Figure collection entries

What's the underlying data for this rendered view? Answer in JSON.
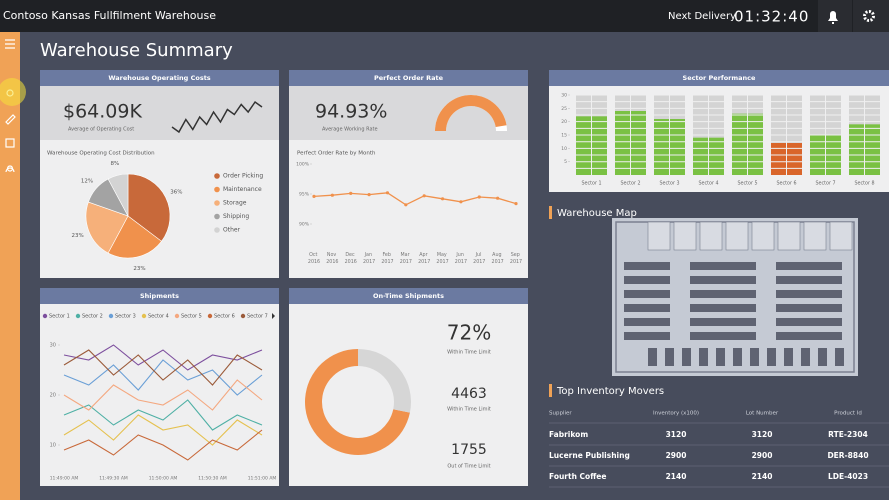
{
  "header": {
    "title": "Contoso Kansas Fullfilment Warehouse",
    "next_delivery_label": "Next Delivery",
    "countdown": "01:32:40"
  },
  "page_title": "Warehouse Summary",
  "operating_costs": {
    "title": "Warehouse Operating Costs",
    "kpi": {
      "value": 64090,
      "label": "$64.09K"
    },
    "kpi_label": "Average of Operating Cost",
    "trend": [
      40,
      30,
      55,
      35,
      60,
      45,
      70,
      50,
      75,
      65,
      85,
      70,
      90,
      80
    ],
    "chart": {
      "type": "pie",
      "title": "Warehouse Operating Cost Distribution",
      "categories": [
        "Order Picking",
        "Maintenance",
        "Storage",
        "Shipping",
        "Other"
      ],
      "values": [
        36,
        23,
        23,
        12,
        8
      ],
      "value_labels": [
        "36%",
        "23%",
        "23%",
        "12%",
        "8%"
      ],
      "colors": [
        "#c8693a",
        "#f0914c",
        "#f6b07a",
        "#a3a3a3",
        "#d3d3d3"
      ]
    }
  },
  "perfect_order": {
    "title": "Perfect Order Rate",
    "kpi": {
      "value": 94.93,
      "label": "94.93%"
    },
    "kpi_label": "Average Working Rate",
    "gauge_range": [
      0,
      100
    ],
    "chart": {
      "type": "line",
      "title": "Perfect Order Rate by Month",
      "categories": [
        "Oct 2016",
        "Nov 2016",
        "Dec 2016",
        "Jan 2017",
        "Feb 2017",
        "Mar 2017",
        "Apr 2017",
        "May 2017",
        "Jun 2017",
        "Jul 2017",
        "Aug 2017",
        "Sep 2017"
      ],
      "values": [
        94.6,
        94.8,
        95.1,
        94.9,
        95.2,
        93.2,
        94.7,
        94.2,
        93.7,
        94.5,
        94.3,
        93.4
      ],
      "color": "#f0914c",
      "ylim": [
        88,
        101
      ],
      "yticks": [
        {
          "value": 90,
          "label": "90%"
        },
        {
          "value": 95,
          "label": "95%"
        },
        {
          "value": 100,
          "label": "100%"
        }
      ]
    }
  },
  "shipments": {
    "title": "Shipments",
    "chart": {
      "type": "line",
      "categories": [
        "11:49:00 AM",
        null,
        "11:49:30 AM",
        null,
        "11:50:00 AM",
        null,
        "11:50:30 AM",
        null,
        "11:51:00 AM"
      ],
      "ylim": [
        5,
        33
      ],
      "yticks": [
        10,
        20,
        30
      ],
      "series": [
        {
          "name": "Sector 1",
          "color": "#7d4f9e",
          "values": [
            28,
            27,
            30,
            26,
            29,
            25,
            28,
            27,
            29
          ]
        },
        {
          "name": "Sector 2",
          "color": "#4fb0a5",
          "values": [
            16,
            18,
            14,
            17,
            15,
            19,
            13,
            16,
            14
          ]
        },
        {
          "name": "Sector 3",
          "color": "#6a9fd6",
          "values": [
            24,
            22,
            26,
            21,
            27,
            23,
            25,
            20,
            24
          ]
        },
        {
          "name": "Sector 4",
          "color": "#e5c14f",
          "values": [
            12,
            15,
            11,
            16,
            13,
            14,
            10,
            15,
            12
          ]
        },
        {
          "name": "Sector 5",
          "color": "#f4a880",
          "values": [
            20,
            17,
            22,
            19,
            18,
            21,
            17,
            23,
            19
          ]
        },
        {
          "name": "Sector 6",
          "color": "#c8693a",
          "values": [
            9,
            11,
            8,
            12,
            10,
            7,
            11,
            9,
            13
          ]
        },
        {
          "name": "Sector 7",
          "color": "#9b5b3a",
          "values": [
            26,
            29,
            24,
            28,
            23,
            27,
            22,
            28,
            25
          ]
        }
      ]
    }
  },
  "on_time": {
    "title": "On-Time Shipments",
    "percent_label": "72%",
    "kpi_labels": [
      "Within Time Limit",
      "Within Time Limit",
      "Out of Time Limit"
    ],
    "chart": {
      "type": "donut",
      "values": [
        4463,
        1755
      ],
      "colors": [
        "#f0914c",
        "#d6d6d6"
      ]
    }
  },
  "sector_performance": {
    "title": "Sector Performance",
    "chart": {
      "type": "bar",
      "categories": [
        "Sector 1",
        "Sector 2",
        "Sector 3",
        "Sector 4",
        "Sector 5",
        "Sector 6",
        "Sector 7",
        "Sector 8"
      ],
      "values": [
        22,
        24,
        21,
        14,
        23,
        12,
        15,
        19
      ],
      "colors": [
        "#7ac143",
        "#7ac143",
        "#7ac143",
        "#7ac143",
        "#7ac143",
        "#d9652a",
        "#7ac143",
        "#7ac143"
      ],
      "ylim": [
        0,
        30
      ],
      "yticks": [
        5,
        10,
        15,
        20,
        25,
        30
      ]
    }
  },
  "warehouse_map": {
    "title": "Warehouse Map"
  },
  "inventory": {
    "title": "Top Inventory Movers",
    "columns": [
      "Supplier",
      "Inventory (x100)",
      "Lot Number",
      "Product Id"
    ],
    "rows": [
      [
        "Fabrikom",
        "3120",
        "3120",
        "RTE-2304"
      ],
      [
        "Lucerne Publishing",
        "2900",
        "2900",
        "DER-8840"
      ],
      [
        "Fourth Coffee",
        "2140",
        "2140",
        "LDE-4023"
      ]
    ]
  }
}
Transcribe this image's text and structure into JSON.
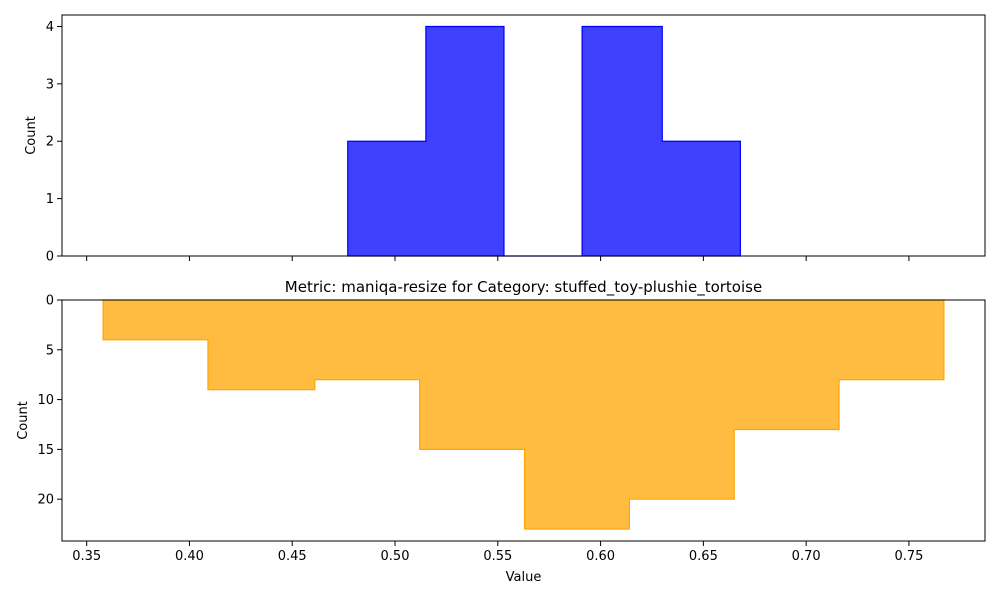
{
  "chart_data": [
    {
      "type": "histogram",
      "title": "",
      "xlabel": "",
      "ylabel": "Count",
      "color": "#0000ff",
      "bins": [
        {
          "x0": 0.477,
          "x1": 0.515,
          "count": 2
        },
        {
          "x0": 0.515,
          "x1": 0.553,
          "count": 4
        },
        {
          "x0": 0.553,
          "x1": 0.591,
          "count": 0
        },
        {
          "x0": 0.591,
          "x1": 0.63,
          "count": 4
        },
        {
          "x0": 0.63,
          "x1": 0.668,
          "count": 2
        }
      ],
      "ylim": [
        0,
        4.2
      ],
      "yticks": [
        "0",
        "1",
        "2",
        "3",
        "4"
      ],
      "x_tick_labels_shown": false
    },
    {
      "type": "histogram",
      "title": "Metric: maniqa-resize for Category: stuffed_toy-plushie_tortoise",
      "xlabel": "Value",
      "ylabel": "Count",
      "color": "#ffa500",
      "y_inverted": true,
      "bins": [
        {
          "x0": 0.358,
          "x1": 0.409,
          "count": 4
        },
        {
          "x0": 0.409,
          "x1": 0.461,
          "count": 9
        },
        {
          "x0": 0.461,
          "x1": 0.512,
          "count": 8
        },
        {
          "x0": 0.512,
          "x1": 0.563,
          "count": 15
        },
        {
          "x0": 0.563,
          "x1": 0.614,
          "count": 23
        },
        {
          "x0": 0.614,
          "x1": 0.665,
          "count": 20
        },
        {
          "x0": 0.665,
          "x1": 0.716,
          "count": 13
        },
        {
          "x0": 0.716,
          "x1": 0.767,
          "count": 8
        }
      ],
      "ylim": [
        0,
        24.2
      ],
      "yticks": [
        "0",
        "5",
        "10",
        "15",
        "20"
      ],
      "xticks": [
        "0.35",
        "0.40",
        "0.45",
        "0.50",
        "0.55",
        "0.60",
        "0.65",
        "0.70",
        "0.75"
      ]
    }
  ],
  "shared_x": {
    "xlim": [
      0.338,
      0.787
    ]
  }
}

_Exercise instructions:_ Extract the full listing exactly, with the pictures left out.

_Response for this exercise:_
What's the underlying data for this rendered view? Answer in JSON.
{
  "header": {
    "title": "Contoso Kansas Fullfilment Warehouse",
    "next_delivery_label": "Next Delivery",
    "countdown": "01:32:40"
  },
  "page_title": "Warehouse Summary",
  "operating_costs": {
    "title": "Warehouse Operating Costs",
    "kpi": {
      "value": 64090,
      "label": "$64.09K"
    },
    "kpi_label": "Average of Operating Cost",
    "trend": [
      40,
      30,
      55,
      35,
      60,
      45,
      70,
      50,
      75,
      65,
      85,
      70,
      90,
      80
    ],
    "chart": {
      "type": "pie",
      "title": "Warehouse Operating Cost Distribution",
      "categories": [
        "Order Picking",
        "Maintenance",
        "Storage",
        "Shipping",
        "Other"
      ],
      "values": [
        36,
        23,
        23,
        12,
        8
      ],
      "value_labels": [
        "36%",
        "23%",
        "23%",
        "12%",
        "8%"
      ],
      "colors": [
        "#c8693a",
        "#f0914c",
        "#f6b07a",
        "#a3a3a3",
        "#d3d3d3"
      ]
    }
  },
  "perfect_order": {
    "title": "Perfect Order Rate",
    "kpi": {
      "value": 94.93,
      "label": "94.93%"
    },
    "kpi_label": "Average Working Rate",
    "gauge_range": [
      0,
      100
    ],
    "chart": {
      "type": "line",
      "title": "Perfect Order Rate by Month",
      "categories": [
        "Oct 2016",
        "Nov 2016",
        "Dec 2016",
        "Jan 2017",
        "Feb 2017",
        "Mar 2017",
        "Apr 2017",
        "May 2017",
        "Jun 2017",
        "Jul 2017",
        "Aug 2017",
        "Sep 2017"
      ],
      "values": [
        94.6,
        94.8,
        95.1,
        94.9,
        95.2,
        93.2,
        94.7,
        94.2,
        93.7,
        94.5,
        94.3,
        93.4
      ],
      "color": "#f0914c",
      "ylim": [
        88,
        101
      ],
      "yticks": [
        {
          "value": 90,
          "label": "90%"
        },
        {
          "value": 95,
          "label": "95%"
        },
        {
          "value": 100,
          "label": "100%"
        }
      ]
    }
  },
  "shipments": {
    "title": "Shipments",
    "chart": {
      "type": "line",
      "categories": [
        "11:49:00 AM",
        null,
        "11:49:30 AM",
        null,
        "11:50:00 AM",
        null,
        "11:50:30 AM",
        null,
        "11:51:00 AM"
      ],
      "ylim": [
        5,
        33
      ],
      "yticks": [
        10,
        20,
        30
      ],
      "series": [
        {
          "name": "Sector 1",
          "color": "#7d4f9e",
          "values": [
            28,
            27,
            30,
            26,
            29,
            25,
            28,
            27,
            29
          ]
        },
        {
          "name": "Sector 2",
          "color": "#4fb0a5",
          "values": [
            16,
            18,
            14,
            17,
            15,
            19,
            13,
            16,
            14
          ]
        },
        {
          "name": "Sector 3",
          "color": "#6a9fd6",
          "values": [
            24,
            22,
            26,
            21,
            27,
            23,
            25,
            20,
            24
          ]
        },
        {
          "name": "Sector 4",
          "color": "#e5c14f",
          "values": [
            12,
            15,
            11,
            16,
            13,
            14,
            10,
            15,
            12
          ]
        },
        {
          "name": "Sector 5",
          "color": "#f4a880",
          "values": [
            20,
            17,
            22,
            19,
            18,
            21,
            17,
            23,
            19
          ]
        },
        {
          "name": "Sector 6",
          "color": "#c8693a",
          "values": [
            9,
            11,
            8,
            12,
            10,
            7,
            11,
            9,
            13
          ]
        },
        {
          "name": "Sector 7",
          "color": "#9b5b3a",
          "values": [
            26,
            29,
            24,
            28,
            23,
            27,
            22,
            28,
            25
          ]
        }
      ]
    }
  },
  "on_time": {
    "title": "On-Time Shipments",
    "percent_label": "72%",
    "kpi_labels": [
      "Within Time Limit",
      "Within Time Limit",
      "Out of Time Limit"
    ],
    "chart": {
      "type": "donut",
      "values": [
        4463,
        1755
      ],
      "colors": [
        "#f0914c",
        "#d6d6d6"
      ]
    }
  },
  "sector_performance": {
    "title": "Sector Performance",
    "chart": {
      "type": "bar",
      "categories": [
        "Sector 1",
        "Sector 2",
        "Sector 3",
        "Sector 4",
        "Sector 5",
        "Sector 6",
        "Sector 7",
        "Sector 8"
      ],
      "values": [
        22,
        24,
        21,
        14,
        23,
        12,
        15,
        19
      ],
      "colors": [
        "#7ac143",
        "#7ac143",
        "#7ac143",
        "#7ac143",
        "#7ac143",
        "#d9652a",
        "#7ac143",
        "#7ac143"
      ],
      "ylim": [
        0,
        30
      ],
      "yticks": [
        5,
        10,
        15,
        20,
        25,
        30
      ]
    }
  },
  "warehouse_map": {
    "title": "Warehouse Map"
  },
  "inventory": {
    "title": "Top Inventory Movers",
    "columns": [
      "Supplier",
      "Inventory (x100)",
      "Lot Number",
      "Product Id"
    ],
    "rows": [
      [
        "Fabrikom",
        "3120",
        "3120",
        "RTE-2304"
      ],
      [
        "Lucerne Publishing",
        "2900",
        "2900",
        "DER-8840"
      ],
      [
        "Fourth Coffee",
        "2140",
        "2140",
        "LDE-4023"
      ]
    ]
  }
}
Transcribe this image's text and structure into JSON.
{
  "chart_data": [
    {
      "type": "histogram",
      "title": "",
      "xlabel": "",
      "ylabel": "Count",
      "color": "#0000ff",
      "bins": [
        {
          "x0": 0.477,
          "x1": 0.515,
          "count": 2
        },
        {
          "x0": 0.515,
          "x1": 0.553,
          "count": 4
        },
        {
          "x0": 0.553,
          "x1": 0.591,
          "count": 0
        },
        {
          "x0": 0.591,
          "x1": 0.63,
          "count": 4
        },
        {
          "x0": 0.63,
          "x1": 0.668,
          "count": 2
        }
      ],
      "ylim": [
        0,
        4.2
      ],
      "yticks": [
        "0",
        "1",
        "2",
        "3",
        "4"
      ],
      "x_tick_labels_shown": false
    },
    {
      "type": "histogram",
      "title": "Metric: maniqa-resize for Category: stuffed_toy-plushie_tortoise",
      "xlabel": "Value",
      "ylabel": "Count",
      "color": "#ffa500",
      "y_inverted": true,
      "bins": [
        {
          "x0": 0.358,
          "x1": 0.409,
          "count": 4
        },
        {
          "x0": 0.409,
          "x1": 0.461,
          "count": 9
        },
        {
          "x0": 0.461,
          "x1": 0.512,
          "count": 8
        },
        {
          "x0": 0.512,
          "x1": 0.563,
          "count": 15
        },
        {
          "x0": 0.563,
          "x1": 0.614,
          "count": 23
        },
        {
          "x0": 0.614,
          "x1": 0.665,
          "count": 20
        },
        {
          "x0": 0.665,
          "x1": 0.716,
          "count": 13
        },
        {
          "x0": 0.716,
          "x1": 0.767,
          "count": 8
        }
      ],
      "ylim": [
        0,
        24.2
      ],
      "yticks": [
        "0",
        "5",
        "10",
        "15",
        "20"
      ],
      "xticks": [
        "0.35",
        "0.40",
        "0.45",
        "0.50",
        "0.55",
        "0.60",
        "0.65",
        "0.70",
        "0.75"
      ]
    }
  ],
  "shared_x": {
    "xlim": [
      0.338,
      0.787
    ]
  }
}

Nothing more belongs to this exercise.